Copy out every line of the items below, character for character, but leave the pictures out.
++++ AVAILABLE RECORDS ++++
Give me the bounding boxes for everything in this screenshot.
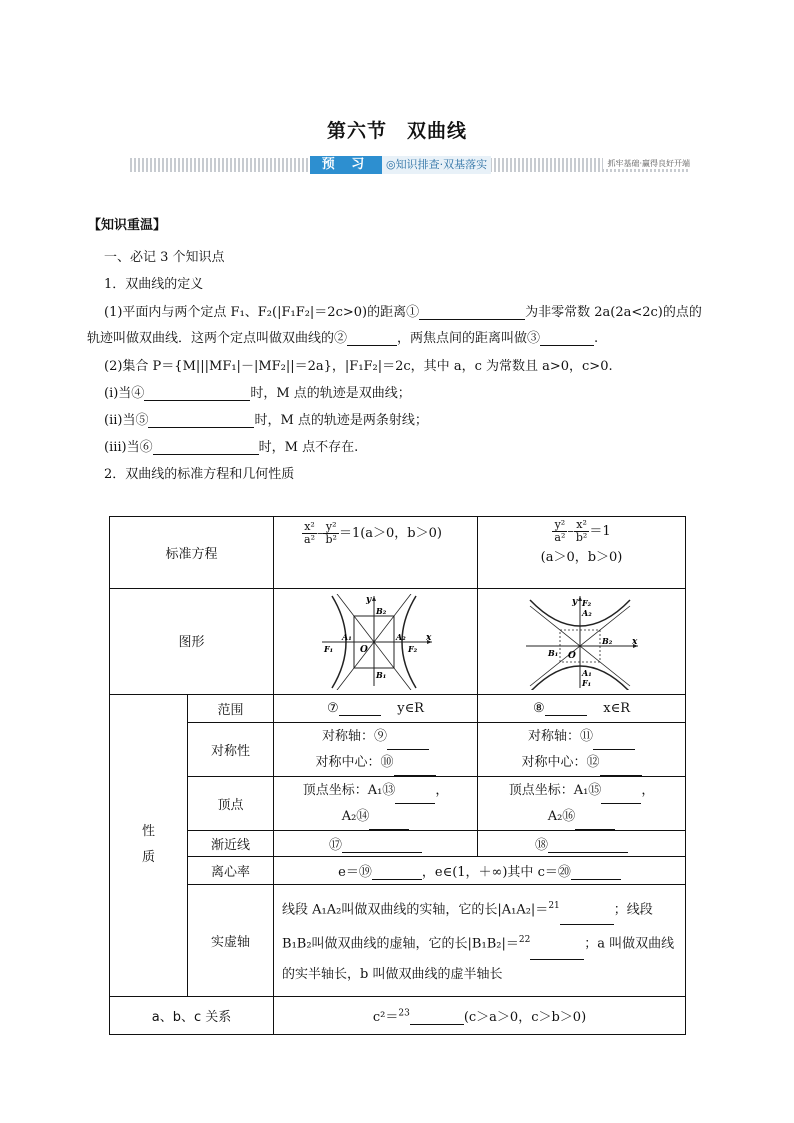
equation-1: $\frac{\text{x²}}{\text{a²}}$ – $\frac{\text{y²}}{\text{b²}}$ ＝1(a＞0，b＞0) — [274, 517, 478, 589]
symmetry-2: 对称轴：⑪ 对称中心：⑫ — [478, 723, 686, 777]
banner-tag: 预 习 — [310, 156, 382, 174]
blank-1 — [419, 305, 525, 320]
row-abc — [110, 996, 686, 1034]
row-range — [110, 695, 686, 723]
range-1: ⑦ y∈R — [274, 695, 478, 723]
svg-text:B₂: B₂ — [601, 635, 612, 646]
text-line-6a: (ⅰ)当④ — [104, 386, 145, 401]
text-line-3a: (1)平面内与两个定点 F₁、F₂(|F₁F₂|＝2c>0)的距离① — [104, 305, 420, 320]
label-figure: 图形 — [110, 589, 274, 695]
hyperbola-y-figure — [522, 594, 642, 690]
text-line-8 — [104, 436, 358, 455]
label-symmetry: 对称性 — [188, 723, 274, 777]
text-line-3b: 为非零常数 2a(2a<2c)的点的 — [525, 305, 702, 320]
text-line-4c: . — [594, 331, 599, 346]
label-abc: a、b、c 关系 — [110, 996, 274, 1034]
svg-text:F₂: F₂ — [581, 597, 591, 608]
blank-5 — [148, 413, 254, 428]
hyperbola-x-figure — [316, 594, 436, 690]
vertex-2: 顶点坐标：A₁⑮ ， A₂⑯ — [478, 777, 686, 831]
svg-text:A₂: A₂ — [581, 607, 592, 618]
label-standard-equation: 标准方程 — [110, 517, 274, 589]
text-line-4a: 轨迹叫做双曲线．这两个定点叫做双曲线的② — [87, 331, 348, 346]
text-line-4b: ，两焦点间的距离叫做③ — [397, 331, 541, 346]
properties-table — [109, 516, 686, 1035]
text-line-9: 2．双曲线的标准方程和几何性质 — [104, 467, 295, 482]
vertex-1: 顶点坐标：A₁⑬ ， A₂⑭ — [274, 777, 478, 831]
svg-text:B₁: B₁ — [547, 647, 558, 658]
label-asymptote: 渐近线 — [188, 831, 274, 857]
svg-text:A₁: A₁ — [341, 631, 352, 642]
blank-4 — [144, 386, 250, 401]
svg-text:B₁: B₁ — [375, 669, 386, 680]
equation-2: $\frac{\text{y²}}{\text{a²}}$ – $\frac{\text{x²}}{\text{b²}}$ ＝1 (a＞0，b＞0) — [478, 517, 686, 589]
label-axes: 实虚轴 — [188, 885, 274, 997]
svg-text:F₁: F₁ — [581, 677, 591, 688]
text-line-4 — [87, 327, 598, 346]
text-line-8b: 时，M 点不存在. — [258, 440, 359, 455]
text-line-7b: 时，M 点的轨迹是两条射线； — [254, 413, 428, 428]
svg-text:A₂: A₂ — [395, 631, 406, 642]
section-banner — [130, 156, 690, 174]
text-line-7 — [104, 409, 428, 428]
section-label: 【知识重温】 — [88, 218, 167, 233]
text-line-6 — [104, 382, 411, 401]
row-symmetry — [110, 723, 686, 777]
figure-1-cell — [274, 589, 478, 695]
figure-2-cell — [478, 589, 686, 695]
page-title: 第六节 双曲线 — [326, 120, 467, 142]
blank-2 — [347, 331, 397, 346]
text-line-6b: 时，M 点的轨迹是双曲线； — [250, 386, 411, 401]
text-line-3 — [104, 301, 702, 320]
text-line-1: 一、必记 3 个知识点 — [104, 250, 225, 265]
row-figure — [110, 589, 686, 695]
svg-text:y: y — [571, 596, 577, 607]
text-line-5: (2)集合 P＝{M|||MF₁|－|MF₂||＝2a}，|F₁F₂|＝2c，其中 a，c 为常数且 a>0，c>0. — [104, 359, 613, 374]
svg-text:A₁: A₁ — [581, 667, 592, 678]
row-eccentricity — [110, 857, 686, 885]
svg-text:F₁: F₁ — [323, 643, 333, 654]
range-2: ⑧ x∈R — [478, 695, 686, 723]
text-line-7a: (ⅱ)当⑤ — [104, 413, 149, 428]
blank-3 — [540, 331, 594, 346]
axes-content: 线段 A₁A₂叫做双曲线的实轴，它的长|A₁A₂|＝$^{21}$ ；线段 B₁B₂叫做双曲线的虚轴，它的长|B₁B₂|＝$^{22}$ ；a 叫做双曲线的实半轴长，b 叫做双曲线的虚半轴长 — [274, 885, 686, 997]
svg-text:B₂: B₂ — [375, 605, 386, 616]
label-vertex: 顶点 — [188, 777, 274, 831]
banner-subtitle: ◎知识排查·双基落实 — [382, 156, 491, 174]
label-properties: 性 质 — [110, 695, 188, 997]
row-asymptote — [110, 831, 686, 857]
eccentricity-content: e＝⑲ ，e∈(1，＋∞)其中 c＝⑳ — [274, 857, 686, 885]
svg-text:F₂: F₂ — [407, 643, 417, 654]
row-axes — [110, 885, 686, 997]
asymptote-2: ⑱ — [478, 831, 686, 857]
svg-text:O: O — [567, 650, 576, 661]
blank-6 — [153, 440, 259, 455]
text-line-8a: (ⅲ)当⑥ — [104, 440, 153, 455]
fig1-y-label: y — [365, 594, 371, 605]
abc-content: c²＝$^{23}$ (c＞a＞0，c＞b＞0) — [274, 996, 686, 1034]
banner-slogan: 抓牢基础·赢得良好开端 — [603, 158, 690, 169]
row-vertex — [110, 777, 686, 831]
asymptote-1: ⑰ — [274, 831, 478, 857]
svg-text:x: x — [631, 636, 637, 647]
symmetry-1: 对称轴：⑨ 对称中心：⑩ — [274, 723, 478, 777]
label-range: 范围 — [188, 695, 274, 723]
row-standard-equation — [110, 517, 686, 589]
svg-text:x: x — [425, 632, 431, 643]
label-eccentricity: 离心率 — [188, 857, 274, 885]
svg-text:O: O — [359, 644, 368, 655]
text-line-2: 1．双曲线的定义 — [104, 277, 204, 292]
++++
> **RESPONSE BELOW**
Give me the bounding boxes for everything in this screenshot.
equation-1: $\frac{\text{x²}}{\text{a²}}$ – $\frac{\text{y²}}{\text{b²}}$ ＝1(a＞0，b＞0) — [274, 517, 478, 589]
symmetry-2: 对称轴：⑪ 对称中心：⑫ — [478, 723, 686, 777]
banner-tag: 预 习 — [310, 156, 382, 174]
blank-1 — [419, 305, 525, 320]
row-abc — [110, 996, 686, 1034]
row-range — [110, 695, 686, 723]
range-1: ⑦ y∈R — [274, 695, 478, 723]
svg-text:B₂: B₂ — [601, 635, 612, 646]
text-line-6a: (ⅰ)当④ — [104, 386, 145, 401]
text-line-3a: (1)平面内与两个定点 F₁、F₂(|F₁F₂|＝2c>0)的距离① — [104, 305, 420, 320]
label-figure: 图形 — [110, 589, 274, 695]
hyperbola-y-figure — [522, 594, 642, 690]
text-line-8 — [104, 436, 358, 455]
label-symmetry: 对称性 — [188, 723, 274, 777]
text-line-3b: 为非零常数 2a(2a<2c)的点的 — [525, 305, 702, 320]
text-line-4c: . — [594, 331, 599, 346]
label-abc: a、b、c 关系 — [110, 996, 274, 1034]
svg-text:F₂: F₂ — [581, 597, 591, 608]
blank-5 — [148, 413, 254, 428]
hyperbola-x-figure — [316, 594, 436, 690]
vertex-2: 顶点坐标：A₁⑮ ， A₂⑯ — [478, 777, 686, 831]
svg-text:A₂: A₂ — [581, 607, 592, 618]
label-standard-equation: 标准方程 — [110, 517, 274, 589]
text-line-4a: 轨迹叫做双曲线．这两个定点叫做双曲线的② — [87, 331, 348, 346]
text-line-4b: ，两焦点间的距离叫做③ — [397, 331, 541, 346]
properties-table — [109, 516, 686, 1035]
text-line-9: 2．双曲线的标准方程和几何性质 — [104, 467, 295, 482]
vertex-1: 顶点坐标：A₁⑬ ， A₂⑭ — [274, 777, 478, 831]
svg-text:B₁: B₁ — [547, 647, 558, 658]
label-asymptote: 渐近线 — [188, 831, 274, 857]
svg-text:A₁: A₁ — [341, 631, 352, 642]
blank-4 — [144, 386, 250, 401]
svg-text:B₁: B₁ — [375, 669, 386, 680]
equation-2: $\frac{\text{y²}}{\text{a²}}$ – $\frac{\text{x²}}{\text{b²}}$ ＝1 (a＞0，b＞0) — [478, 517, 686, 589]
label-axes: 实虚轴 — [188, 885, 274, 997]
svg-text:F₁: F₁ — [581, 677, 591, 688]
text-line-4 — [87, 327, 598, 346]
text-line-8b: 时，M 点不存在. — [258, 440, 359, 455]
text-line-7b: 时，M 点的轨迹是两条射线； — [254, 413, 428, 428]
svg-text:A₂: A₂ — [395, 631, 406, 642]
section-banner — [130, 156, 690, 174]
text-line-7 — [104, 409, 428, 428]
section-label: 【知识重温】 — [88, 218, 167, 233]
text-line-6 — [104, 382, 411, 401]
row-symmetry — [110, 723, 686, 777]
figure-1-cell — [274, 589, 478, 695]
figure-2-cell — [478, 589, 686, 695]
page-title: 第六节 双曲线 — [326, 120, 467, 142]
blank-2 — [347, 331, 397, 346]
text-line-6b: 时，M 点的轨迹是双曲线； — [250, 386, 411, 401]
text-line-3 — [104, 301, 702, 320]
text-line-1: 一、必记 3 个知识点 — [104, 250, 225, 265]
row-figure — [110, 589, 686, 695]
svg-text:y: y — [571, 596, 577, 607]
text-line-5: (2)集合 P＝{M|||MF₁|－|MF₂||＝2a}，|F₁F₂|＝2c，其中 a，c 为常数且 a>0，c>0. — [104, 359, 613, 374]
svg-text:A₁: A₁ — [581, 667, 592, 678]
row-eccentricity — [110, 857, 686, 885]
svg-text:F₁: F₁ — [323, 643, 333, 654]
range-2: ⑧ x∈R — [478, 695, 686, 723]
text-line-7a: (ⅱ)当⑤ — [104, 413, 149, 428]
blank-3 — [540, 331, 594, 346]
axes-content: 线段 A₁A₂叫做双曲线的实轴，它的长|A₁A₂|＝$^{21}$ ；线段 B₁B₂叫做双曲线的虚轴，它的长|B₁B₂|＝$^{22}$ ；a 叫做双曲线的实半轴长，b 叫做双曲线的虚半轴长 — [274, 885, 686, 997]
svg-text:B₂: B₂ — [375, 605, 386, 616]
label-vertex: 顶点 — [188, 777, 274, 831]
banner-subtitle: ◎知识排查·双基落实 — [382, 156, 491, 174]
label-properties: 性 质 — [110, 695, 188, 997]
row-asymptote — [110, 831, 686, 857]
eccentricity-content: e＝⑲ ，e∈(1，＋∞)其中 c＝⑳ — [274, 857, 686, 885]
svg-text:F₂: F₂ — [407, 643, 417, 654]
row-axes — [110, 885, 686, 997]
asymptote-2: ⑱ — [478, 831, 686, 857]
svg-text:O: O — [567, 650, 576, 661]
blank-6 — [153, 440, 259, 455]
text-line-8a: (ⅲ)当⑥ — [104, 440, 153, 455]
fig1-y-label: y — [365, 594, 371, 605]
abc-content: c²＝$^{23}$ (c＞a＞0，c＞b＞0) — [274, 996, 686, 1034]
banner-slogan: 抓牢基础·赢得良好开端 — [603, 158, 690, 169]
row-vertex — [110, 777, 686, 831]
asymptote-1: ⑰ — [274, 831, 478, 857]
svg-text:x: x — [631, 636, 637, 647]
symmetry-1: 对称轴：⑨ 对称中心：⑩ — [274, 723, 478, 777]
label-range: 范围 — [188, 695, 274, 723]
row-standard-equation — [110, 517, 686, 589]
svg-text:x: x — [425, 632, 431, 643]
label-eccentricity: 离心率 — [188, 857, 274, 885]
svg-text:O: O — [359, 644, 368, 655]
text-line-2: 1．双曲线的定义 — [104, 277, 204, 292]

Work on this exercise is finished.